2006-07-12 Thread D'Arcy J.M. Cain
On Wed, 12 Jul 2006 10:16:40 -0600
Koth, Christian (DWBI) [EMAIL PROTECTED] wrote:
 I have noticed a strange performance behaviour using a commit statement on 
 two different machines. On one of the machines the commit is many times 
 faster than on the other machine which has faster hardware. Server and client 
 are running always on the same machine.
 
 Server version (same on both machines): PostgreSQL 8.1.3. (same binaries as 
 well)
 
 PC1:
 
 Pentium 4 (2.8 GHz)
 1GB RAM
 IDE-HDD (approx. 50 MB/s rw), fs: ext3
 Mandrake Linux: Kernel 2.4.22
 
 
 PC2:
 
 Pentium 4 (3.0 GHz)
 2GB RAM
 SCSI-HDD (approx. 65 MB/s rw), fs: ext3
 Mandrake Linux: Kernel 2.4.32
 
 
 Both installations of the database have the same configuration, different 
 from default are only the following settings on both machines:
 
 shared_buffers = 2
 listen_addresses = '*'
 max_stack_depth = 4096
 
 
 pgbench gives me the following results:
 PC1:
 
 transaction type: TPC-B (sort of)

## DATASET EXTRACT
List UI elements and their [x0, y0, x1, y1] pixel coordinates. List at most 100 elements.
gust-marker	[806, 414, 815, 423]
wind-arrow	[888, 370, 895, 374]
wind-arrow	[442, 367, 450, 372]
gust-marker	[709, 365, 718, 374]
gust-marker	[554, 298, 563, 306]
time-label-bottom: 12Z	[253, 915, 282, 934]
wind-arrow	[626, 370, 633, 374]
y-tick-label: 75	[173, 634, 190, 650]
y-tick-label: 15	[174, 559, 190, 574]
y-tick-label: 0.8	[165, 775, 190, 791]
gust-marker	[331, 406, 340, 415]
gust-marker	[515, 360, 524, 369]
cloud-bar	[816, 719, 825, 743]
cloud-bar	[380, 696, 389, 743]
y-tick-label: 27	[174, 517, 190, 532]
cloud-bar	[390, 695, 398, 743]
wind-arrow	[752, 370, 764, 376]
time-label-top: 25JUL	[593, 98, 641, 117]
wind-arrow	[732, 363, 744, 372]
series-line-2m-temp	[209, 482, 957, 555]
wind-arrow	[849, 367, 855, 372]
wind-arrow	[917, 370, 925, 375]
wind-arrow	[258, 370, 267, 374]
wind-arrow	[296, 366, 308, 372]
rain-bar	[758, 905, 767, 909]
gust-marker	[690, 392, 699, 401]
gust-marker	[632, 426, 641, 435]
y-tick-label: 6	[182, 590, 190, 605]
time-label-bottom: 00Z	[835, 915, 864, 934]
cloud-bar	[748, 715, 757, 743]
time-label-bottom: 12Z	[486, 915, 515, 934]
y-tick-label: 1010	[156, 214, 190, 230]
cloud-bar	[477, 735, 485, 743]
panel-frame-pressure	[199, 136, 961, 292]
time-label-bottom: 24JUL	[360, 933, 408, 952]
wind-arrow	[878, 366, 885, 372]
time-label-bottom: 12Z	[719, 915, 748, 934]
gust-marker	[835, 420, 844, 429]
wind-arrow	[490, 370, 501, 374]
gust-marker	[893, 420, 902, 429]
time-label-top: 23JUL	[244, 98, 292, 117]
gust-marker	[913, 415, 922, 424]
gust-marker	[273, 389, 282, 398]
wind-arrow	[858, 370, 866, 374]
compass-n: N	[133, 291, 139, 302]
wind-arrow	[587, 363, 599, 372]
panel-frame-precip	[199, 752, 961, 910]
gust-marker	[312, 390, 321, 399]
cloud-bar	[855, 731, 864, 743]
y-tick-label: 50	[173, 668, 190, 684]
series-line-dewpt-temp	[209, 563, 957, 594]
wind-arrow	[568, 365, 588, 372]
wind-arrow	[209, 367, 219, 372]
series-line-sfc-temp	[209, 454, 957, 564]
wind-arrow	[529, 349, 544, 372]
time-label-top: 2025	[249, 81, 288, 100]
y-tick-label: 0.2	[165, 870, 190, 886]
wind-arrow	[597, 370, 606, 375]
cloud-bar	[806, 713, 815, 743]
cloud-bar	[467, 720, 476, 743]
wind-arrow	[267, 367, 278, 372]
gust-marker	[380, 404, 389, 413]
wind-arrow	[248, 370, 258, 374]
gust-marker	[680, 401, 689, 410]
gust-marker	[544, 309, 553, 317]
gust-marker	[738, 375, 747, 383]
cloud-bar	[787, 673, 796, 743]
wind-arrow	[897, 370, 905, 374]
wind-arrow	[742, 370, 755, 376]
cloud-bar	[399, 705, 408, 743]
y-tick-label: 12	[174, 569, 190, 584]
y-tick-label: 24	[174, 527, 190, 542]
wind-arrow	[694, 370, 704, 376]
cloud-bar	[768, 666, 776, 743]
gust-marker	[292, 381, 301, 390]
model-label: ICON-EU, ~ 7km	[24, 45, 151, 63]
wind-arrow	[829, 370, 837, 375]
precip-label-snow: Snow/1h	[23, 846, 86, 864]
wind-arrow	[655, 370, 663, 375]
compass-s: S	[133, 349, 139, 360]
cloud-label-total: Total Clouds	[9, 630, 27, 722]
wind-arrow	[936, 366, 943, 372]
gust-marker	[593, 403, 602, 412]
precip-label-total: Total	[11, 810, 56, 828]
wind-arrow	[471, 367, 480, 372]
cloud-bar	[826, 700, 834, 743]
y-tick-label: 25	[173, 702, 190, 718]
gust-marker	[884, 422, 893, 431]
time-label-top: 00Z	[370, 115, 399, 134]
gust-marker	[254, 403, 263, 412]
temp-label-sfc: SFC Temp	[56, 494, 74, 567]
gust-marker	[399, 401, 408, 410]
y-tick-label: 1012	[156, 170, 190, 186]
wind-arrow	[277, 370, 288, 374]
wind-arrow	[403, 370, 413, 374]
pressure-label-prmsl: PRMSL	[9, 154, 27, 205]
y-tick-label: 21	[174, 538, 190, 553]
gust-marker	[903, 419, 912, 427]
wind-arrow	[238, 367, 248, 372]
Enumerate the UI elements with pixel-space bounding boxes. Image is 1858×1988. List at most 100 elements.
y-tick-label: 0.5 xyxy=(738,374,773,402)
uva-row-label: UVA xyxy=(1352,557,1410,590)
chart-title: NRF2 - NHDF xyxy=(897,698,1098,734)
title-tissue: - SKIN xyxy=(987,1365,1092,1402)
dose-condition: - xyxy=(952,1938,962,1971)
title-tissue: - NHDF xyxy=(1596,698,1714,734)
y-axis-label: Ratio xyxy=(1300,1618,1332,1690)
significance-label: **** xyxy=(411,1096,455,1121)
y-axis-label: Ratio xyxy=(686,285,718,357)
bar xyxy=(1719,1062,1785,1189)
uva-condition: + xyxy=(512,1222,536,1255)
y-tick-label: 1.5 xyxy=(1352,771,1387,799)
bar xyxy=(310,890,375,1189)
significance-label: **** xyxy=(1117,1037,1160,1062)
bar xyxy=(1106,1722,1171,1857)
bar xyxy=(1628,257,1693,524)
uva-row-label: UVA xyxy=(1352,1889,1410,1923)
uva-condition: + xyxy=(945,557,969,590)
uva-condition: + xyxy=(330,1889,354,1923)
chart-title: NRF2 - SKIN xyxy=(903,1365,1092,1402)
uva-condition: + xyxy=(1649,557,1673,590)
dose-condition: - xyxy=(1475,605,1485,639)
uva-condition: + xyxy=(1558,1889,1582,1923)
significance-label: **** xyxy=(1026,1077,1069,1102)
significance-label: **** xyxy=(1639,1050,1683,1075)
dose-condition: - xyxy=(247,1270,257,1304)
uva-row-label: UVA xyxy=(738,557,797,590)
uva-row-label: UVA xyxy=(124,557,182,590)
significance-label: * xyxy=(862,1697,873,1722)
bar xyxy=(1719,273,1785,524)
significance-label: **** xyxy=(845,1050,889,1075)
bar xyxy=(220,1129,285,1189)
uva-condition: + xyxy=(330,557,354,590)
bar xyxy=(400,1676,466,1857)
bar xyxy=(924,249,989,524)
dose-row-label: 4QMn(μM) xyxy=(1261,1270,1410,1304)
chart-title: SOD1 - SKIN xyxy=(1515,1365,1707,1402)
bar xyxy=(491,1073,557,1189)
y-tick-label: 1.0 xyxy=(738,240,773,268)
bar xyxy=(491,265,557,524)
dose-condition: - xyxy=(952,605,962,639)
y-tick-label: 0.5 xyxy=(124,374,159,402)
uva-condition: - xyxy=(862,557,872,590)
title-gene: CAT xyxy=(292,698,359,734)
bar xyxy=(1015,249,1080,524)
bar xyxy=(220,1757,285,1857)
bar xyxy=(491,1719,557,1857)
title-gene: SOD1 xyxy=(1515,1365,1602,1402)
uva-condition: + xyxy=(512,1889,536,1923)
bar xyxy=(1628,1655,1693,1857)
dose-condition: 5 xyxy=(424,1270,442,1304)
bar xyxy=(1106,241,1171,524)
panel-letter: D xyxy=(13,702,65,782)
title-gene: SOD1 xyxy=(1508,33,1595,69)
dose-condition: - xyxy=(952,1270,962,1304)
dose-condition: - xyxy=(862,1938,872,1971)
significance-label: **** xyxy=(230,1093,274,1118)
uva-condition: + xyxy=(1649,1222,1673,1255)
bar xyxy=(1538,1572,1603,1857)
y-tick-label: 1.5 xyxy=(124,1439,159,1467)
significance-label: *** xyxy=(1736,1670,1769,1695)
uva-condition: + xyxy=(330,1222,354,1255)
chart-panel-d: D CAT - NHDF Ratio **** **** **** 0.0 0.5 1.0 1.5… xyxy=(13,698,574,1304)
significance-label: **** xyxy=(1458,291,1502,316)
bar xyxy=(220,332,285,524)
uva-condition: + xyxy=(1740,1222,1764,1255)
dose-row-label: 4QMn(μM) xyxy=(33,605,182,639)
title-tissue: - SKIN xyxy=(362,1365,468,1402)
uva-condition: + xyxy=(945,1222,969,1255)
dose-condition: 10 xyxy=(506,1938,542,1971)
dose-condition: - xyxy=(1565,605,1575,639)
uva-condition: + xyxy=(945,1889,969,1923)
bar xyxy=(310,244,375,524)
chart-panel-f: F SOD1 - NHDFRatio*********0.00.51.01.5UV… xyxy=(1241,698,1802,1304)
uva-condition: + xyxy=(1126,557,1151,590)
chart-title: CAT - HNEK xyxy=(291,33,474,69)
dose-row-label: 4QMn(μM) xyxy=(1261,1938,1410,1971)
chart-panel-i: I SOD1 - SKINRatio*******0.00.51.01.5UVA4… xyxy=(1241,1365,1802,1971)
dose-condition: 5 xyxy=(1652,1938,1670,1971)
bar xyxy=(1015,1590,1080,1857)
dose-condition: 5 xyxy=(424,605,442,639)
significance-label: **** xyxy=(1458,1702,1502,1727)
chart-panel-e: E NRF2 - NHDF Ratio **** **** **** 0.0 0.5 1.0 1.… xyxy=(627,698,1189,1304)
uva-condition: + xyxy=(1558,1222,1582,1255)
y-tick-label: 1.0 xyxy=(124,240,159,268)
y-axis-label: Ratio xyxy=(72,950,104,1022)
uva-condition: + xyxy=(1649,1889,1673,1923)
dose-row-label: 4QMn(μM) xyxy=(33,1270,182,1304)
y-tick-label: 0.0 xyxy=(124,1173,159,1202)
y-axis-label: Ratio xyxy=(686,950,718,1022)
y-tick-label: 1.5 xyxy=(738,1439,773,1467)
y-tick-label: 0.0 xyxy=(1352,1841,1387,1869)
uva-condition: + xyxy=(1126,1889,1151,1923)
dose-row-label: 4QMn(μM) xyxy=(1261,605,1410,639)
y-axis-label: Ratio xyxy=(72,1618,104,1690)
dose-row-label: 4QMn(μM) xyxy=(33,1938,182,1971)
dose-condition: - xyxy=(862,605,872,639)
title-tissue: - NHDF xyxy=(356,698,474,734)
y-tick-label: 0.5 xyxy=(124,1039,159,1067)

## TO DO
[A] In the PostgreSQL commit-performance excerpt, what server version runs on both machines?
[B] Translate this sentence from the PostgreSQL commit-performance excerpt into Spanish: "Server and client are running always on the same machine."
[C] From the PostgreSQL commit-performance excerpt, return the passage from "2006-07-12 Thread D'Arcy" up to and including "the same machine.", copied character for character.

## ANSWERS PROVIDED
[A] PostgreSQL 8.1.3, using the same binaries on both machines.

[B] El servidor y el cliente se ejecutan siempre en la misma máquina.

[C]
2006-07-12 Thread D'Arcy J.M. Cain
On Wed, 12 Jul 2006 10:16:40 -0600
Koth, Christian (DWBI) [EMAIL PROTECTED] wrote:
 I have noticed a strange performance behaviour using a commit statement on 
 two different machines. On one of the machines the commit is many times 
 faster than on the other machine which has faster hardware. Server and client 
 are running always on the same machine.